REQUIRED TASK » What follows is a set of entries. Repeat them exactly, but not their pictures.

LISTED ENTRIES »

..........

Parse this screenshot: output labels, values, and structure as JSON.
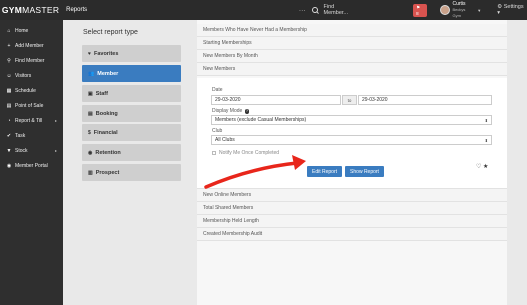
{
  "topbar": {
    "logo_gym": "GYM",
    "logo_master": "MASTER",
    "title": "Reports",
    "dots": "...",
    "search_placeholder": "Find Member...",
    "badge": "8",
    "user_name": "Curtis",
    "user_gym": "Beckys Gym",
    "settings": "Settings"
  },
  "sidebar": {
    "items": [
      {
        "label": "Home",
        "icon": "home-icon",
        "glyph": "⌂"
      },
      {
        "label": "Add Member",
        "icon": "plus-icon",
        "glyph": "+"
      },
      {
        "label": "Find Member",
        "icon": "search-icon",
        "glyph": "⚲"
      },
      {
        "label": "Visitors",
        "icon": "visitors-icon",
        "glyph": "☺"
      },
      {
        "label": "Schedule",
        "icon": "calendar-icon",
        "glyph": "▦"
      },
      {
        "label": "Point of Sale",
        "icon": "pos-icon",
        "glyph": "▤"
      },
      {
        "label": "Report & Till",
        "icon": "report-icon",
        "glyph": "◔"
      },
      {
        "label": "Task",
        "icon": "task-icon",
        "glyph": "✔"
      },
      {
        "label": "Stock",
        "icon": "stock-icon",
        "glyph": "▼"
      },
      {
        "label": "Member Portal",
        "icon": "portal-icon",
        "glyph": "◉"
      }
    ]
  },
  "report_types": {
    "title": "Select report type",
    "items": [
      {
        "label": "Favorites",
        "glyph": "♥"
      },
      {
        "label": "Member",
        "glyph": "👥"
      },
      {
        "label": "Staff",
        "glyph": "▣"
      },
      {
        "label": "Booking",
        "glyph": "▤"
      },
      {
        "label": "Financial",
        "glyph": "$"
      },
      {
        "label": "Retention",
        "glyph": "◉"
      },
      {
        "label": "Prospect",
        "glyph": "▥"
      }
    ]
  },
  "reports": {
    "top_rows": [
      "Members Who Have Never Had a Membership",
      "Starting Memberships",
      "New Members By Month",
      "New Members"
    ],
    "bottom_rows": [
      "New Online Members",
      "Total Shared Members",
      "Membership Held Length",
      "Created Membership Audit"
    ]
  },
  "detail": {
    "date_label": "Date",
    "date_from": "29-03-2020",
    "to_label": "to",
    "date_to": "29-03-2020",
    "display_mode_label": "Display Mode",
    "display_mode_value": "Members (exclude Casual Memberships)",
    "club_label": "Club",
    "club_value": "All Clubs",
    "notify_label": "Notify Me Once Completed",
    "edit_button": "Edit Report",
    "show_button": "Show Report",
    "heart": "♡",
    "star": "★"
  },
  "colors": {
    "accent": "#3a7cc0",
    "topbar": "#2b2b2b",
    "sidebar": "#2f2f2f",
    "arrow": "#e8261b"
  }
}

..........

FULL RESPONSE »
Parse this screenshot: output labels, values, and structure as JSON.
{
  "topbar": {
    "logo_gym": "GYM",
    "logo_master": "MASTER",
    "title": "Reports",
    "dots": "...",
    "search_placeholder": "Find Member...",
    "badge": "8",
    "user_name": "Curtis",
    "user_gym": "Beckys Gym",
    "settings": "Settings"
  },
  "sidebar": {
    "items": [
      {
        "label": "Home",
        "icon": "home-icon",
        "glyph": "⌂"
      },
      {
        "label": "Add Member",
        "icon": "plus-icon",
        "glyph": "+"
      },
      {
        "label": "Find Member",
        "icon": "search-icon",
        "glyph": "⚲"
      },
      {
        "label": "Visitors",
        "icon": "visitors-icon",
        "glyph": "☺"
      },
      {
        "label": "Schedule",
        "icon": "calendar-icon",
        "glyph": "▦"
      },
      {
        "label": "Point of Sale",
        "icon": "pos-icon",
        "glyph": "▤"
      },
      {
        "label": "Report & Till",
        "icon": "report-icon",
        "glyph": "◔"
      },
      {
        "label": "Task",
        "icon": "task-icon",
        "glyph": "✔"
      },
      {
        "label": "Stock",
        "icon": "stock-icon",
        "glyph": "▼"
      },
      {
        "label": "Member Portal",
        "icon": "portal-icon",
        "glyph": "◉"
      }
    ]
  },
  "report_types": {
    "title": "Select report type",
    "items": [
      {
        "label": "Favorites",
        "glyph": "♥"
      },
      {
        "label": "Member",
        "glyph": "👥"
      },
      {
        "label": "Staff",
        "glyph": "▣"
      },
      {
        "label": "Booking",
        "glyph": "▤"
      },
      {
        "label": "Financial",
        "glyph": "$"
      },
      {
        "label": "Retention",
        "glyph": "◉"
      },
      {
        "label": "Prospect",
        "glyph": "▥"
      }
    ]
  },
  "reports": {
    "top_rows": [
      "Members Who Have Never Had a Membership",
      "Starting Memberships",
      "New Members By Month",
      "New Members"
    ],
    "bottom_rows": [
      "New Online Members",
      "Total Shared Members",
      "Membership Held Length",
      "Created Membership Audit"
    ]
  },
  "detail": {
    "date_label": "Date",
    "date_from": "29-03-2020",
    "to_label": "to",
    "date_to": "29-03-2020",
    "display_mode_label": "Display Mode",
    "display_mode_value": "Members (exclude Casual Memberships)",
    "club_label": "Club",
    "club_value": "All Clubs",
    "notify_label": "Notify Me Once Completed",
    "edit_button": "Edit Report",
    "show_button": "Show Report",
    "heart": "♡",
    "star": "★"
  },
  "colors": {
    "accent": "#3a7cc0",
    "topbar": "#2b2b2b",
    "sidebar": "#2f2f2f",
    "arrow": "#e8261b"
  }
}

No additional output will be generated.